— Begin —

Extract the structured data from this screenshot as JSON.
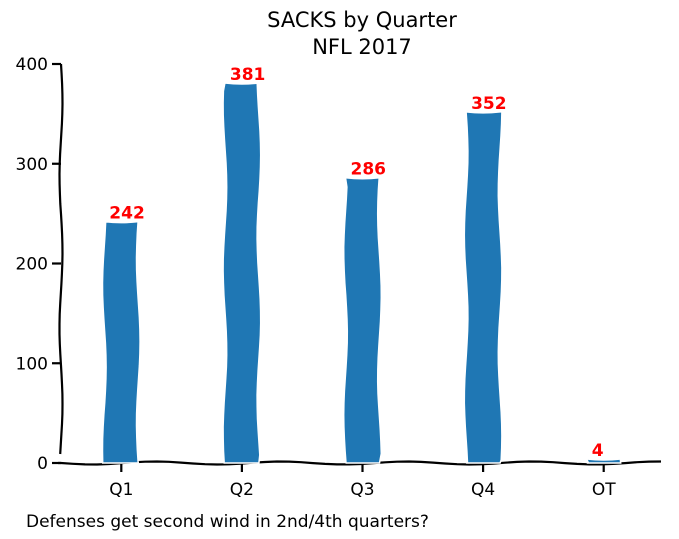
{
  "chart_data": {
    "type": "bar",
    "title": "SACKS by Quarter",
    "subtitle": "NFL 2017",
    "categories": [
      "Q1",
      "Q2",
      "Q3",
      "Q4",
      "OT"
    ],
    "values": [
      242,
      381,
      286,
      352,
      4
    ],
    "ylim": [
      0,
      400
    ],
    "yticks": [
      0,
      100,
      200,
      300,
      400
    ],
    "xlabel": "",
    "ylabel": "",
    "grid": false,
    "bar_color": "#1f77b4",
    "label_color": "#ff0000",
    "annotation": "Defenses get second wind in 2nd/4th quarters?"
  }
}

— End —

### The request
Each line of the material must be retyped exactly, except that images are omitted.

### Expected output
Extract the structured data from this screenshot as JSON.
{
  "chart_data": {
    "type": "bar",
    "title": "SACKS by Quarter",
    "subtitle": "NFL 2017",
    "categories": [
      "Q1",
      "Q2",
      "Q3",
      "Q4",
      "OT"
    ],
    "values": [
      242,
      381,
      286,
      352,
      4
    ],
    "ylim": [
      0,
      400
    ],
    "yticks": [
      0,
      100,
      200,
      300,
      400
    ],
    "xlabel": "",
    "ylabel": "",
    "grid": false,
    "bar_color": "#1f77b4",
    "label_color": "#ff0000",
    "annotation": "Defenses get second wind in 2nd/4th quarters?"
  }
}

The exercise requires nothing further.